> [Written exercise] Give only the number of lines in the data that include the string "would".

(Figure contents as structured data)
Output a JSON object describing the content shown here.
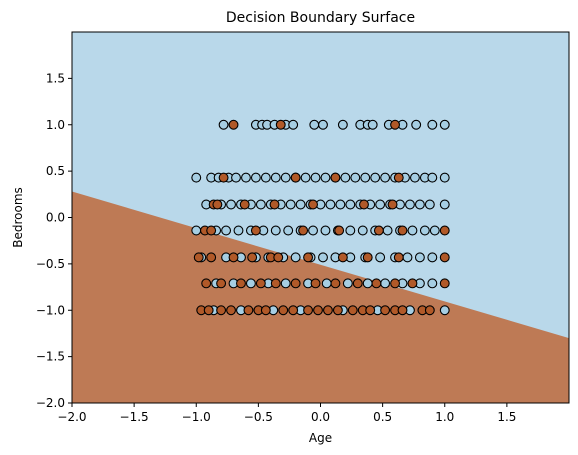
{
  "chart_data": {
    "type": "scatter",
    "title": "Decision Boundary Surface",
    "xlabel": "Age",
    "ylabel": "Bedrooms",
    "xlim": [
      -2.0,
      2.0
    ],
    "ylim": [
      -2.0,
      2.0
    ],
    "x_ticks": [
      -2.0,
      -1.5,
      -1.0,
      -0.5,
      0.0,
      0.5,
      1.0,
      1.5
    ],
    "x_tick_labels": [
      "−2.0",
      "−1.5",
      "−1.0",
      "−0.5",
      "0.0",
      "0.5",
      "1.0",
      "1.5"
    ],
    "y_ticks": [
      -2.0,
      -1.5,
      -1.0,
      -0.5,
      0.0,
      0.5,
      1.0,
      1.5
    ],
    "y_tick_labels": [
      "−2.0",
      "−1.5",
      "−1.0",
      "−0.5",
      "0.0",
      "0.5",
      "1.0",
      "1.5"
    ],
    "grid": false,
    "decision_boundary": {
      "line": [
        [
          -2.0,
          0.28
        ],
        [
          2.0,
          -1.3
        ]
      ],
      "region_above_color": "#b9d8ea",
      "region_below_color": "#be7a55"
    },
    "class_colors": {
      "class_0": "#a6cee3",
      "class_1": "#b15928"
    },
    "y_levels": [
      1.0,
      0.43,
      0.14,
      -0.14,
      -0.43,
      -0.71,
      -1.0
    ],
    "points": [
      {
        "y": 1.0,
        "class": "class_0",
        "x": [
          -0.78,
          -0.52,
          -0.47,
          -0.43,
          -0.37,
          -0.28,
          -0.22,
          -0.05,
          0.02,
          0.18,
          0.32,
          0.38,
          0.42,
          0.55,
          0.66,
          0.77,
          0.9,
          1.0
        ]
      },
      {
        "y": 1.0,
        "class": "class_1",
        "x": [
          -0.7,
          -0.32,
          0.6
        ]
      },
      {
        "y": 0.43,
        "class": "class_0",
        "x": [
          -1.0,
          -0.88,
          -0.82,
          -0.74,
          -0.68,
          -0.6,
          -0.52,
          -0.44,
          -0.36,
          -0.28,
          -0.2,
          -0.12,
          -0.04,
          0.04,
          0.12,
          0.2,
          0.28,
          0.36,
          0.44,
          0.52,
          0.6,
          0.68,
          0.76,
          0.84,
          0.9,
          1.0
        ]
      },
      {
        "y": 0.43,
        "class": "class_1",
        "x": [
          -0.78,
          -0.2,
          0.12,
          0.63
        ]
      },
      {
        "y": 0.14,
        "class": "class_0",
        "x": [
          -0.92,
          -0.8,
          -0.72,
          -0.64,
          -0.56,
          -0.48,
          -0.4,
          -0.32,
          -0.24,
          -0.16,
          -0.08,
          0.0,
          0.08,
          0.16,
          0.24,
          0.32,
          0.4,
          0.48,
          0.56,
          0.64,
          0.72,
          0.8,
          0.88,
          1.0
        ]
      },
      {
        "y": 0.14,
        "class": "class_1",
        "x": [
          -0.86,
          -0.83,
          -0.61,
          -0.37,
          -0.06,
          0.35,
          0.58
        ]
      },
      {
        "y": -0.14,
        "class": "class_0",
        "x": [
          -1.0,
          -0.84,
          -0.76,
          -0.66,
          -0.56,
          -0.46,
          -0.36,
          -0.26,
          -0.16,
          -0.06,
          0.04,
          0.14,
          0.24,
          0.34,
          0.44,
          0.54,
          0.64,
          0.74,
          0.84,
          0.92
        ]
      },
      {
        "y": -0.14,
        "class": "class_1",
        "x": [
          -0.93,
          -0.88,
          -0.52,
          -0.14,
          0.15,
          0.47,
          0.66,
          1.0
        ]
      },
      {
        "y": -0.43,
        "class": "class_0",
        "x": [
          -0.96,
          -0.76,
          -0.64,
          -0.52,
          -0.42,
          -0.3,
          -0.2,
          -0.08,
          0.02,
          0.12,
          0.24,
          0.36,
          0.48,
          0.6,
          0.7,
          0.8,
          0.9
        ]
      },
      {
        "y": -0.43,
        "class": "class_1",
        "x": [
          -0.98,
          -0.88,
          -0.7,
          -0.55,
          -0.4,
          -0.34,
          -0.1,
          0.18,
          0.38,
          0.63,
          1.0
        ]
      },
      {
        "y": -0.71,
        "class": "class_0",
        "x": [
          -0.84,
          -0.7,
          -0.56,
          -0.42,
          -0.28,
          -0.1,
          0.05,
          0.22,
          0.38,
          0.52,
          0.66,
          0.8,
          0.9
        ]
      },
      {
        "y": -0.71,
        "class": "class_1",
        "x": [
          -0.92,
          -0.8,
          -0.64,
          -0.48,
          -0.36,
          -0.2,
          -0.04,
          0.12,
          0.3,
          0.45,
          0.6,
          0.74,
          1.0
        ]
      },
      {
        "y": -1.0,
        "class": "class_0",
        "x": [
          -0.86,
          -0.64,
          -0.38,
          -0.16,
          0.18,
          0.46,
          0.72,
          1.0
        ]
      },
      {
        "y": -1.0,
        "class": "class_1",
        "x": [
          -0.96,
          -0.9,
          -0.8,
          -0.72,
          -0.58,
          -0.5,
          -0.44,
          -0.3,
          -0.22,
          -0.1,
          -0.02,
          0.06,
          0.14,
          0.26,
          0.34,
          0.4,
          0.52,
          0.6,
          0.66,
          0.82,
          0.88
        ]
      }
    ]
  }
}
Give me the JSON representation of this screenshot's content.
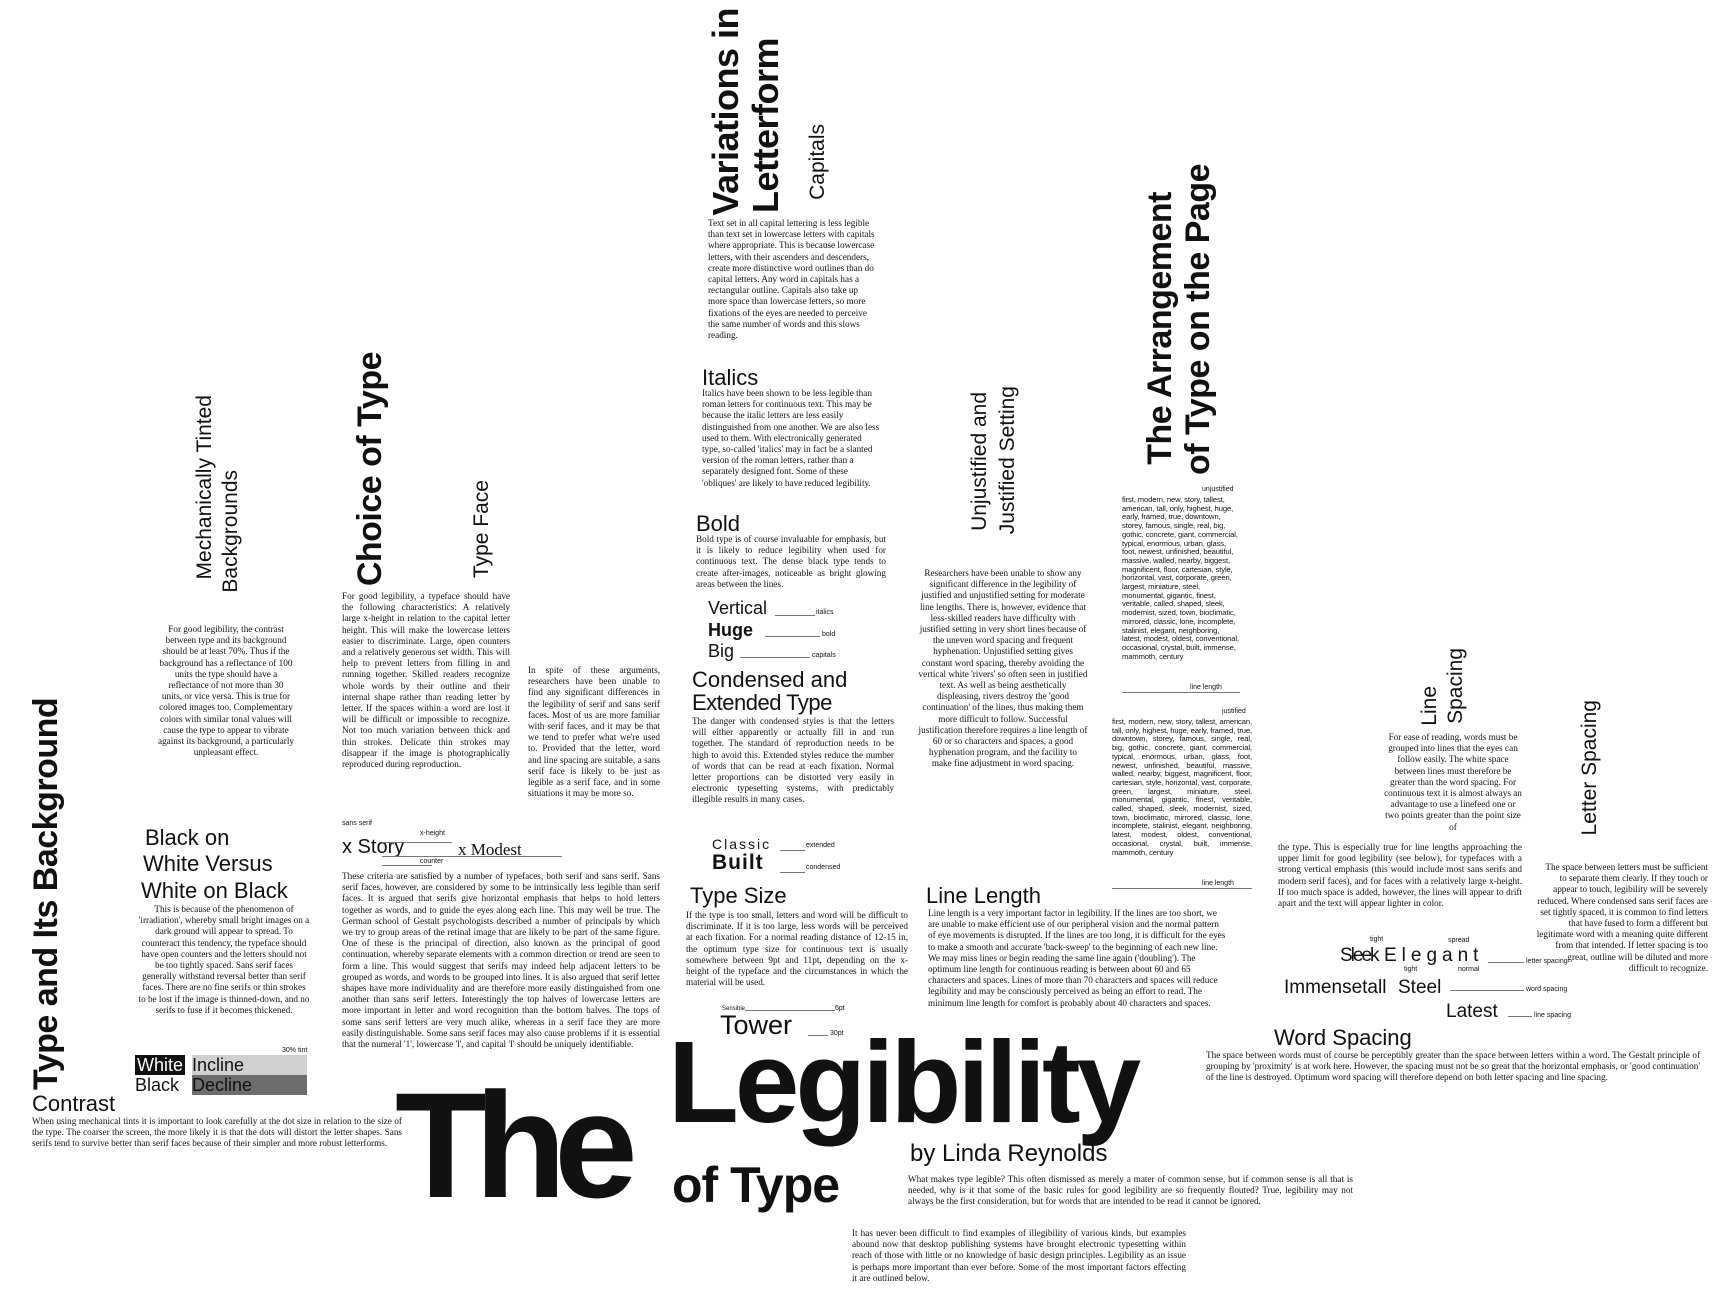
{
  "title": {
    "word_the": "The",
    "word_legibility": "Legibility",
    "word_of_type": "of Type",
    "byline": "by Linda Reynolds"
  },
  "intro": {
    "p1": "What makes type legible? This often dismissed as merely a mater of common sense, but if common sense is all that is needed, why is it that some of the basic rules for good legibility are so frequently flouted? True, legibility may not always be the first consideration, but for words that are intended to be read it cannot be ignored.",
    "p2": "It has never been difficult to find examples of illegibility of various kinds, but examples abound now that desktop publishing systems have brought electronic typesetting within reach of those with little or no knowledge of basic design principles. Legibility as an issue is perhaps more important than ever before. Some of the most important factors effecting it are outlined below."
  },
  "background": {
    "heading": "Type and Its Background",
    "contrast_heading": "Contrast",
    "contrast_text": "When using mechanical tints it is important to look carefully at the dot size in relation to the size of the type. The coarser the screen, the more likely it is that the dots will distort the letter shapes. Sans serifs tend to survive better than serif faces because of their simpler and more robust letterforms.",
    "tinted_heading_1": "Mechanically Tinted",
    "tinted_heading_2": "Backgrounds",
    "tinted_text": "For good legibility, the contrast between type and its background should be at least 70%. Thus if the background has a reflectance of 100 units the type should have a reflectance of not more than 30 units, or vice versa. This is true for colored images too. Complementary colors with similar tonal values will cause the type to appear to vibrate against its background, a particularly unpleasant effect.",
    "black_white_heading_1": "Black on",
    "black_white_heading_2": "White Versus",
    "black_white_heading_3": "White on Black",
    "black_white_text": "This is because of the phenomenon of 'irradiation', whereby small bright images on a dark ground will appear to spread. To counteract this tendency, the typeface should have open counters and the letters should not be too tightly spaced. Sans serif faces generally withstand reversal better than serif faces. There are no fine serifs or thin strokes to be lost if the image is thinned-down, and no serifs to fuse if it becomes thickened.",
    "sample_white": "White",
    "sample_black": "Black",
    "sample_incline": "Incline",
    "sample_decline": "Decline",
    "sample_tint": "30% tint"
  },
  "choice": {
    "heading": "Choice of Type",
    "subheading": "Type Face",
    "text1": "For good legibility, a typeface should have the following characteristics: A relatively large x-height in relation to the capital letter height. This will make the lowercase letters easier to discriminate. Large, open counters and a relatively generous set width. This will help to prevent letters from filling in and running together. Skilled readers recognize whole words by their outline and their internal shape rather than reading letter by letter. If the spaces within a word are lost it will be difficult or impossible to recognize. Not too much variation between thick and thin strokes. Delicate thin strokes may disappear if the image is photographically reproduced during reproduction.",
    "text2": "In spite of these arguments, researchers have been unable to find any significant differences in the legibility of serif and sans serif faces. Most of us are more familiar with serif faces, and it may be that we tend to prefer what we're used to. Provided that the letter, word and line spacing are suitable, a sans serif face is likely to be just as legible as a serif face, and in some situations it may be more so.",
    "label_sans": "sans serif",
    "label_xheight": "x-height",
    "label_counter": "counter",
    "sample_story": "x Story",
    "sample_modest": "x Modest",
    "text3": "These criteria are satisfied by a number of typefaces, both serif and sans serif. Sans serif faces, however, are considered by some to be intrinsically less legible than serif faces. It is argued that serifs give horizontal emphasis that helps to hold letters together as words, and to guide the eyes along each line. This may well be true. The German school of Gestalt psychologists described a number of principals by which we try to group areas of the retinal image that are likely to be part of the same figure. One of these is the principal of direction, also known as the principal of good continuation, whereby separate elements with a common direction or trend are seen to form a line. This would suggest that serifs may indeed help adjacent letters to be grouped as words, and words to be grouped into lines. It is also argued that serif letter shapes have more individuality and are therefore more easily distinguished from one another than sans serif letters. Interestingly the top halves of lowercase letters are more important in letter and word recognition than the bottom halves. The tops of some sans serif letters are very much alike, whereas in a serif face they are more easily distinguishable. Some sans serif faces may also cause problems if it is essential that the numeral '1', lowercase 'l', and capital 'I' should be uniquely identifiable."
  },
  "variations": {
    "heading_1": "Variations in",
    "heading_2": "Letterform",
    "capitals_heading": "Capitals",
    "capitals_text": "Text set in all capital lettering is less legible than text set in lowercase letters with capitals where appropriate. This is because lowercase letters, with their ascenders and descenders, create more distinctive word outlines than do capital letters. Any word in capitals has a rectangular outline. Capitals also take up more space than lowercase letters, so more fixations of the eyes are needed to perceive the same number of words and this slows reading.",
    "italics_heading": "Italics",
    "italics_text": "Italics have been shown to be less legible than roman letters for continuous text. This may be because the italic letters are less easily distinguished from one another. We are also less used to them. With electronically generated type, so-called 'italics' may in fact be a slanted version of the roman letters, rather than a separately designed font. Some of these 'obliques' are likely to have reduced legibility.",
    "bold_heading": "Bold",
    "bold_text": "Bold type is of course invaluable for emphasis, but it is likely to reduce legibility when used for continuous text. The dense black type tends to create after-images, noticeable as bright glowing areas between the lines.",
    "sample_vertical": "Vertical",
    "sample_huge": "Huge",
    "sample_big": "Big",
    "label_italics": "italics",
    "label_bold": "bold",
    "label_capitals": "capitals",
    "condensed_heading_1": "Condensed and",
    "condensed_heading_2": "Extended Type",
    "condensed_text": "The danger with condensed styles is that the letters will either apparently or actually fill in and run together. The standard of reproduction needs to be high to avoid this. Extended styles reduce the number of words that can be read at each fixation. Normal letter proportions can be distorted very easily in electronic typesetting systems, with predictably illegible results in many cases.",
    "sample_classic": "Classic",
    "sample_built": "Built",
    "label_extended": "extended",
    "label_condensed": "condensed"
  },
  "type_size": {
    "heading": "Type Size",
    "text": "If the type is too small, letters and word will be difficult to discriminate. If it is too large, less words will be perceived at each fixation. For a normal reading distance of 12-15 in, the optimum type size for continuous text is usually somewhere between 9pt and 11pt, depending on the x-height of the typeface and the circumstances in which the material will be used.",
    "sample_small": "Sensible",
    "sample_tower": "Tower",
    "label_6pt": "6pt",
    "label_30pt": "30pt"
  },
  "justified": {
    "heading_1": "Unjustified and",
    "heading_2": "Justified Setting",
    "text1": "Researchers have been unable to show any significant difference in the legibility of justified and unjustified setting for moderate line lengths. There is, however, evidence that less-skilled readers have difficulty with justified setting in very short lines because of the uneven word spacing and frequent hyphenation. Unjustified setting gives constant word spacing, thereby avoiding the vertical white 'rivers' so often seen in justified text. As well as being aesthetically displeasing, rivers destroy the 'good continuation' of the lines, thus making them more difficult to follow. Successful justification therefore requires a line length of 60 or so characters and spaces, a good hyphenation program, and the facility to make fine adjustment in word spacing."
  },
  "line_length": {
    "heading": "Line Length",
    "text": "Line length is a very important factor in legibility. If the lines are too short, we are unable to make efficient use of our peripheral vision and the normal pattern of eye movements is disrupted. If the lines are too long, it is difficult for the eyes to make a smooth and accurate 'back-sweep' to the beginning of each new line. We may miss lines or begin reading the same line again ('doubling'). The optimum line length for continuous reading is between about 60 and 65 characters and spaces. Lines of more than 70 characters and spaces will reduce legibility and may be consciously perceived as being an effort to read. The minimum line length for comfort is probably about 40 characters and spaces."
  },
  "arrangement": {
    "heading_1": "The Arrangement",
    "heading_2": "of Type on the Page",
    "label_unjustified": "unjustified",
    "label_line_length_1": "line length",
    "label_justified": "justified",
    "label_line_length_2": "line length",
    "unjustified_words": "first, modern, new, story, tallest, american, tall, only, highest, huge, early, framed, true, downtown, storey, famous, single, real, big, gothic, concrete, giant, commercial, typical, enormous, urban, glass, foot, newest, unfinished, beautiful, massive, walled, nearby, biggest, magnificent, floor, cartesian, style, horizontal, vast, corporate, green, largest, miniature, steel, monumental, gigantic, finest, veritable, called, shaped, sleek, modernist, sized, town, bioclimatic, mirrored, classic, lone, incomplete, stalinist, elegant, neighboring, latest, modest, oldest, conventional, occasional, crystal, built, immense, mammoth, century",
    "justified_words": "first, modern, new, story, tallest, american, tall, only, highest, huge, early, framed, true, downtown, storey, famous, single, real, big, gothic, concrete, giant, commercial, typical, enormous, urban, glass, foot, newest, unfinished, beautiful, massive, walled, nearby, biggest, magnificent, floor, cartesian, style, horizontal, vast, corporate, green, largest, miniature, steel, monumental, gigantic, finest, veritable, called, shaped, sleek, modernist, sized, town, bioclimatic, mirrored, classic, lone, incomplete, stalinist, elegant, neighboring, latest, modest, oldest, conventional, occasional, crystal, built, immense, mammoth, century"
  },
  "spacing": {
    "line_heading_1": "Line",
    "line_heading_2": "Spacing",
    "line_text_1": "For ease of reading, words must be grouped into lines that the eyes can follow easily. The white space between lines must therefore be greater than the word spacing. For continuous text it is almost always an advantage to use a linefeed one or two points greater than the point size of",
    "line_text_2": "the type. This is especially true for line lengths approaching the upper limit for good legibility (see below), for typefaces with a strong vertical emphasis (this would include most sans serifs and modern serif faces), and for faces with a relatively large x-height. If too much space is added, however, the lines will appear to drift apart and the text will appear lighter in color.",
    "letter_heading": "Letter Spacing",
    "letter_text": "The space between letters must be sufficient to separate them clearly. If they touch or appear to touch, legibility will be severely reduced. Where condensed sans serif faces are set tightly spaced, it is common to find letters that have fused to form a different but legitimate word with a meaning quite different from that intended. If letter spacing is too great, outline will be diluted and more difficult to recognize.",
    "label_tight_1": "tight",
    "label_spread": "spread",
    "sample_sleek": "Sleek",
    "sample_elegant": "Elegant",
    "label_tight_2": "tight",
    "label_normal": "normal",
    "sample_immense": "Immensetall",
    "sample_steel": "Steel",
    "sample_latest": "Latest",
    "label_letter_spacing": "letter spacing",
    "label_word_spacing": "word spacing",
    "label_line_spacing": "line spacing",
    "word_heading": "Word Spacing",
    "word_text": "The space between words must of course be perceptibly greater than the space between letters within a word. The Gestalt principle of grouping by 'proximity' is at work here. However, the spacing must not be so great that the horizontal emphasis, or 'good continuation' of the line is destroyed. Optimum word spacing will therefore depend on both letter spacing and line spacing."
  }
}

> [Response for this exercise] 2